**Data records**.
+++++

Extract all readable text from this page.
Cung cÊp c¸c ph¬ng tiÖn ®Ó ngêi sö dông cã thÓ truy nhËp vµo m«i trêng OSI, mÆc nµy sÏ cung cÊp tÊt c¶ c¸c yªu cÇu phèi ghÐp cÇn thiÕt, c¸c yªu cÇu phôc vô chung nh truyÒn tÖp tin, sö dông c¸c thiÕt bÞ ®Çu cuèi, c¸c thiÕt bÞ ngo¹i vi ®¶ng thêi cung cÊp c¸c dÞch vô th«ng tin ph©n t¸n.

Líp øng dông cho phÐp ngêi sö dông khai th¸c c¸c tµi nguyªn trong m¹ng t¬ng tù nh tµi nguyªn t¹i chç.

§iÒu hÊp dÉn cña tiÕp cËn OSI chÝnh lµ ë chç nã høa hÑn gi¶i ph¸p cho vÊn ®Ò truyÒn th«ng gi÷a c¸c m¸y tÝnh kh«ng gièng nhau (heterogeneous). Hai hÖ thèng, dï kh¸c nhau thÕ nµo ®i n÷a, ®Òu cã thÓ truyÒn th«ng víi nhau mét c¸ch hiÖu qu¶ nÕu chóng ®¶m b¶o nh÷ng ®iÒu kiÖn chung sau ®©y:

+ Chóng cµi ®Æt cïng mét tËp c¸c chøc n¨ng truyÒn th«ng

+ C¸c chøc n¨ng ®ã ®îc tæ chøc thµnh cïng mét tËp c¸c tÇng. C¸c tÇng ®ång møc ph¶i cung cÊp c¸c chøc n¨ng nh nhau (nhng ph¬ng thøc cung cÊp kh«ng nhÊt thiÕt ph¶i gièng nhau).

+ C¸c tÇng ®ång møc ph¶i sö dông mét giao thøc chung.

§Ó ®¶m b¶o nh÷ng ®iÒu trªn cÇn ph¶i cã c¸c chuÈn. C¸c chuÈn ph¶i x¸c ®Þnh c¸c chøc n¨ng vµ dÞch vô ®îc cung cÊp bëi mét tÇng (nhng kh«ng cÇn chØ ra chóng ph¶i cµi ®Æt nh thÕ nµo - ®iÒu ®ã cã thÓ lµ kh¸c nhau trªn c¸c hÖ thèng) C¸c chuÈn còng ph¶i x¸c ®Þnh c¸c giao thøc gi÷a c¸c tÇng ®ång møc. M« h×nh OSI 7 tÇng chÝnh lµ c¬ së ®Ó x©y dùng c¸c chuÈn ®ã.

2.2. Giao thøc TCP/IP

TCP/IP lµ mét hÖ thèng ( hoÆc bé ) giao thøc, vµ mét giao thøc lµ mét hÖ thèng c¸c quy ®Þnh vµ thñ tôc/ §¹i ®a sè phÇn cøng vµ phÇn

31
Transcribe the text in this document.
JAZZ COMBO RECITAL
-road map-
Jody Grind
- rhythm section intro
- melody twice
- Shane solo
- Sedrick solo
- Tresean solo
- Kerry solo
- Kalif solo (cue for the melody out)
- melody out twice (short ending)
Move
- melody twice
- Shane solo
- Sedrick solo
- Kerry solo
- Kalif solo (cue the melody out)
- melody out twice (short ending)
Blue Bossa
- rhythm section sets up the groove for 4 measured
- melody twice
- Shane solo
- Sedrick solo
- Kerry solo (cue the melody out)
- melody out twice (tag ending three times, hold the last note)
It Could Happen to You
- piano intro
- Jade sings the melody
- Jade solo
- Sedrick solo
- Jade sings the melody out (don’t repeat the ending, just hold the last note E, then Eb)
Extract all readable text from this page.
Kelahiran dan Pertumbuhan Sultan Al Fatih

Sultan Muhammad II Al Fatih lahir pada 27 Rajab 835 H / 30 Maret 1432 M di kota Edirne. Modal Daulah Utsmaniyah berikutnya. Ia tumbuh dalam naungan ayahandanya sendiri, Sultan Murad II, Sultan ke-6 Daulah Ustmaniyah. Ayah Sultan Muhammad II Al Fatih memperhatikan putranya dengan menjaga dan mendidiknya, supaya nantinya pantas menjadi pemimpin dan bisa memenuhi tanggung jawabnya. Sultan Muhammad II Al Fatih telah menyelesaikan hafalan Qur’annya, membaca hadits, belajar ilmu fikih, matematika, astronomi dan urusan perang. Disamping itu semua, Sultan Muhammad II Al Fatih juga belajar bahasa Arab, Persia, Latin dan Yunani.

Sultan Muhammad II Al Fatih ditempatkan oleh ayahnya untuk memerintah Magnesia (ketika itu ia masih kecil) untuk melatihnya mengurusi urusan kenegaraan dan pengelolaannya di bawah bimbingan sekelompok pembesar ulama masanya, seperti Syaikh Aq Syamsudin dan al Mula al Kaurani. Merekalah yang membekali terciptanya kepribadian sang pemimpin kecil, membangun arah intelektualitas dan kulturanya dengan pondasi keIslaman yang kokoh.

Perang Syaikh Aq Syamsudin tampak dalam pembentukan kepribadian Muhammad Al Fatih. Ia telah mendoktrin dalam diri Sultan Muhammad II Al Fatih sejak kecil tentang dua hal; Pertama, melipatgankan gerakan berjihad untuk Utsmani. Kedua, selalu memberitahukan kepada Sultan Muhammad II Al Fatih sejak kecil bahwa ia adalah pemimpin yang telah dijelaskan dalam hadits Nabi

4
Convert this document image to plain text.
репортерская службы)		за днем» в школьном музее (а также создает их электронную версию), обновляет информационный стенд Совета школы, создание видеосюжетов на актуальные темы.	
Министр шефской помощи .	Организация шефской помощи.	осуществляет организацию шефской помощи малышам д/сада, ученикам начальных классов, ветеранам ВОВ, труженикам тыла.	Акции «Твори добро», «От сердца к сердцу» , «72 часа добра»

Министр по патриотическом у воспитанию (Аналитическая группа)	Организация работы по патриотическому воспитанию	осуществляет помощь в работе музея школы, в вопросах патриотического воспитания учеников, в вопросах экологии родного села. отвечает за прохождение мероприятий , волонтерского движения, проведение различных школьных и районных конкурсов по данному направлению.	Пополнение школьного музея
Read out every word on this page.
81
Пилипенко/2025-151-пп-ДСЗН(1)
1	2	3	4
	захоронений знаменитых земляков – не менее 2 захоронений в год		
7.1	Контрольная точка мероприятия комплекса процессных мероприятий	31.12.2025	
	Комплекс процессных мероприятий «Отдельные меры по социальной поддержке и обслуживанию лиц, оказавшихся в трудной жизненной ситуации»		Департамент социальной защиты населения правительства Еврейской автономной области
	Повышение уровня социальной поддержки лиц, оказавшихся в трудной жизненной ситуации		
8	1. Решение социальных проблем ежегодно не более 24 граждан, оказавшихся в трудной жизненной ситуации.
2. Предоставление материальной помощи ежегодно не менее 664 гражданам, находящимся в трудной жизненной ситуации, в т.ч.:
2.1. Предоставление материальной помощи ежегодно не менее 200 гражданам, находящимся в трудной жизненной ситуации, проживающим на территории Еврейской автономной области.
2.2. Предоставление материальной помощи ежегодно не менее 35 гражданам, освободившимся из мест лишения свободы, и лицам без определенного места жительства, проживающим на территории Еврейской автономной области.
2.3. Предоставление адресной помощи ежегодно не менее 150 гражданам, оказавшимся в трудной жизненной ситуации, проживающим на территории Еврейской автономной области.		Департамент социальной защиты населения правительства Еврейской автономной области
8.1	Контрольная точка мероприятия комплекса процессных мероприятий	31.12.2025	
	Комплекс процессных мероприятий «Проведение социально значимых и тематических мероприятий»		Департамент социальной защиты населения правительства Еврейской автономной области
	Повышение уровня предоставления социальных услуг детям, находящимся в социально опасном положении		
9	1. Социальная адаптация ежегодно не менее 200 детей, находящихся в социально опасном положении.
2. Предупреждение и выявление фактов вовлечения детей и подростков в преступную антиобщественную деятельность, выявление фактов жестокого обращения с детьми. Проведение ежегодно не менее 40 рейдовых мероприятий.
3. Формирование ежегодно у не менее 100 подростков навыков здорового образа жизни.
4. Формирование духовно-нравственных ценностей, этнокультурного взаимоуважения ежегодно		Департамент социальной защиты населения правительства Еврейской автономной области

+++++

**TASK OBJECTIVE**. Count how many lines hold the string "sings" and give that number alone.

**ANSWER**. 2